- **Dataset rows**
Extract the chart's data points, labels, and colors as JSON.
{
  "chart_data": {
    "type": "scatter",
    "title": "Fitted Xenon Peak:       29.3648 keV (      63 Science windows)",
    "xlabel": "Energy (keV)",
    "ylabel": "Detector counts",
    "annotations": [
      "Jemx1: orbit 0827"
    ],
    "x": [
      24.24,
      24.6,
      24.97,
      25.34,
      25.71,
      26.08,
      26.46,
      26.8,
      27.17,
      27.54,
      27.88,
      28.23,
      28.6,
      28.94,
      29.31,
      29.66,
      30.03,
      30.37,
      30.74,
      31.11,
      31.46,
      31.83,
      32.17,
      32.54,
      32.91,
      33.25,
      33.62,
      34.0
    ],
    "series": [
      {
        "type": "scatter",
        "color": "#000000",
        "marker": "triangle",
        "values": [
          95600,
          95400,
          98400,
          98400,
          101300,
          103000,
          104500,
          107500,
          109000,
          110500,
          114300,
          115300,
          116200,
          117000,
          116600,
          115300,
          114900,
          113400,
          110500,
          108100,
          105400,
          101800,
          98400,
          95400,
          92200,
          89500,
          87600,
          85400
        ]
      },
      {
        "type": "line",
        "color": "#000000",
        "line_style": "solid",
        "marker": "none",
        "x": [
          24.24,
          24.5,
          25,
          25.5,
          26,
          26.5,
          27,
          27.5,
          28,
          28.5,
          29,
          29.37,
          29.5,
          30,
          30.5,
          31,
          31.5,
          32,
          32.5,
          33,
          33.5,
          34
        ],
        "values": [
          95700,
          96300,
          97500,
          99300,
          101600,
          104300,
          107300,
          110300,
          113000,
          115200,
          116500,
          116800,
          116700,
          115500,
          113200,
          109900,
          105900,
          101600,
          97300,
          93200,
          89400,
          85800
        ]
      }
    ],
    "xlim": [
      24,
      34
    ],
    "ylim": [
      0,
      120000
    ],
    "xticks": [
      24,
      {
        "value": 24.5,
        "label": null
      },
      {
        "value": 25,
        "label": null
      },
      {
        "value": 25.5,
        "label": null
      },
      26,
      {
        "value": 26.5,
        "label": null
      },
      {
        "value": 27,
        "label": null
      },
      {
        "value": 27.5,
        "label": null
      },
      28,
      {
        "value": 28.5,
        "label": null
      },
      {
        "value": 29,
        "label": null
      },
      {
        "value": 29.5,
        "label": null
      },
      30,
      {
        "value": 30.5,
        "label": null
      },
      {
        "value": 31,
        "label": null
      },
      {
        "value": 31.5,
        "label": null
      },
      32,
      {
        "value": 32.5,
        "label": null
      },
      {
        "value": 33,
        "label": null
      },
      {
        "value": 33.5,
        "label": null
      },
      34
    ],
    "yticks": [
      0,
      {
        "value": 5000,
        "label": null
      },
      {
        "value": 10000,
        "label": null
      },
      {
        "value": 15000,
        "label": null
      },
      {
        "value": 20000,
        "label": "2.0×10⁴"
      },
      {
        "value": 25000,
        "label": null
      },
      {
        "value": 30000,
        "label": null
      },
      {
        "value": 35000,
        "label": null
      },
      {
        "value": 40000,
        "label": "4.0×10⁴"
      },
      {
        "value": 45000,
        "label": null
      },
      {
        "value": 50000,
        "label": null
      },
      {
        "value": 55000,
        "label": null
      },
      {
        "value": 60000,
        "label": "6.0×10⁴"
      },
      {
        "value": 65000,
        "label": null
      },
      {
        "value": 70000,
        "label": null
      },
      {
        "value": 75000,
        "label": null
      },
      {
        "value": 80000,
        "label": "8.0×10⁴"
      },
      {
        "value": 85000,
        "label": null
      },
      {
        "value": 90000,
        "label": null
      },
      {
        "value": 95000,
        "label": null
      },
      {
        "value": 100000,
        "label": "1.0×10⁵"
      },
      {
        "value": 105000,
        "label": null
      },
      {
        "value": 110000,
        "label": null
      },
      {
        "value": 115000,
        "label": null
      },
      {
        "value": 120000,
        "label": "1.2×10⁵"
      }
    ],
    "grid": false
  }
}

- **Goal**
Give the complete listing a second time, exactly as it reads.

- **Response**
Extract the chart's data points, labels, and colors as JSON.
{
  "chart_data": {
    "type": "scatter",
    "title": "Fitted Xenon Peak:       29.3648 keV (      63 Science windows)",
    "xlabel": "Energy (keV)",
    "ylabel": "Detector counts",
    "annotations": [
      "Jemx1: orbit 0827"
    ],
    "x": [
      24.24,
      24.6,
      24.97,
      25.34,
      25.71,
      26.08,
      26.46,
      26.8,
      27.17,
      27.54,
      27.88,
      28.23,
      28.6,
      28.94,
      29.31,
      29.66,
      30.03,
      30.37,
      30.74,
      31.11,
      31.46,
      31.83,
      32.17,
      32.54,
      32.91,
      33.25,
      33.62,
      34.0
    ],
    "series": [
      {
        "type": "scatter",
        "color": "#000000",
        "marker": "triangle",
        "values": [
          95600,
          95400,
          98400,
          98400,
          101300,
          103000,
          104500,
          107500,
          109000,
          110500,
          114300,
          115300,
          116200,
          117000,
          116600,
          115300,
          114900,
          113400,
          110500,
          108100,
          105400,
          101800,
          98400,
          95400,
          92200,
          89500,
          87600,
          85400
        ]
      },
      {
        "type": "line",
        "color": "#000000",
        "line_style": "solid",
        "marker": "none",
        "x": [
          24.24,
          24.5,
          25,
          25.5,
          26,
          26.5,
          27,
          27.5,
          28,
          28.5,
          29,
          29.37,
          29.5,
          30,
          30.5,
          31,
          31.5,
          32,
          32.5,
          33,
          33.5,
          34
        ],
        "values": [
          95700,
          96300,
          97500,
          99300,
          101600,
          104300,
          107300,
          110300,
          113000,
          115200,
          116500,
          116800,
          116700,
          115500,
          113200,
          109900,
          105900,
          101600,
          97300,
          93200,
          89400,
          85800
        ]
      }
    ],
    "xlim": [
      24,
      34
    ],
    "ylim": [
      0,
      120000
    ],
    "xticks": [
      24,
      {
        "value": 24.5,
        "label": null
      },
      {
        "value": 25,
        "label": null
      },
      {
        "value": 25.5,
        "label": null
      },
      26,
      {
        "value": 26.5,
        "label": null
      },
      {
        "value": 27,
        "label": null
      },
      {
        "value": 27.5,
        "label": null
      },
      28,
      {
        "value": 28.5,
        "label": null
      },
      {
        "value": 29,
        "label": null
      },
      {
        "value": 29.5,
        "label": null
      },
      30,
      {
        "value": 30.5,
        "label": null
      },
      {
        "value": 31,
        "label": null
      },
      {
        "value": 31.5,
        "label": null
      },
      32,
      {
        "value": 32.5,
        "label": null
      },
      {
        "value": 33,
        "label": null
      },
      {
        "value": 33.5,
        "label": null
      },
      34
    ],
    "yticks": [
      0,
      {
        "value": 5000,
        "label": null
      },
      {
        "value": 10000,
        "label": null
      },
      {
        "value": 15000,
        "label": null
      },
      {
        "value": 20000,
        "label": "2.0×10⁴"
      },
      {
        "value": 25000,
        "label": null
      },
      {
        "value": 30000,
        "label": null
      },
      {
        "value": 35000,
        "label": null
      },
      {
        "value": 40000,
        "label": "4.0×10⁴"
      },
      {
        "value": 45000,
        "label": null
      },
      {
        "value": 50000,
        "label": null
      },
      {
        "value": 55000,
        "label": null
      },
      {
        "value": 60000,
        "label": "6.0×10⁴"
      },
      {
        "value": 65000,
        "label": null
      },
      {
        "value": 70000,
        "label": null
      },
      {
        "value": 75000,
        "label": null
      },
      {
        "value": 80000,
        "label": "8.0×10⁴"
      },
      {
        "value": 85000,
        "label": null
      },
      {
        "value": 90000,
        "label": null
      },
      {
        "value": 95000,
        "label": null
      },
      {
        "value": 100000,
        "label": "1.0×10⁵"
      },
      {
        "value": 105000,
        "label": null
      },
      {
        "value": 110000,
        "label": null
      },
      {
        "value": 115000,
        "label": null
      },
      {
        "value": 120000,
        "label": "1.2×10⁵"
      }
    ],
    "grid": false
  }
}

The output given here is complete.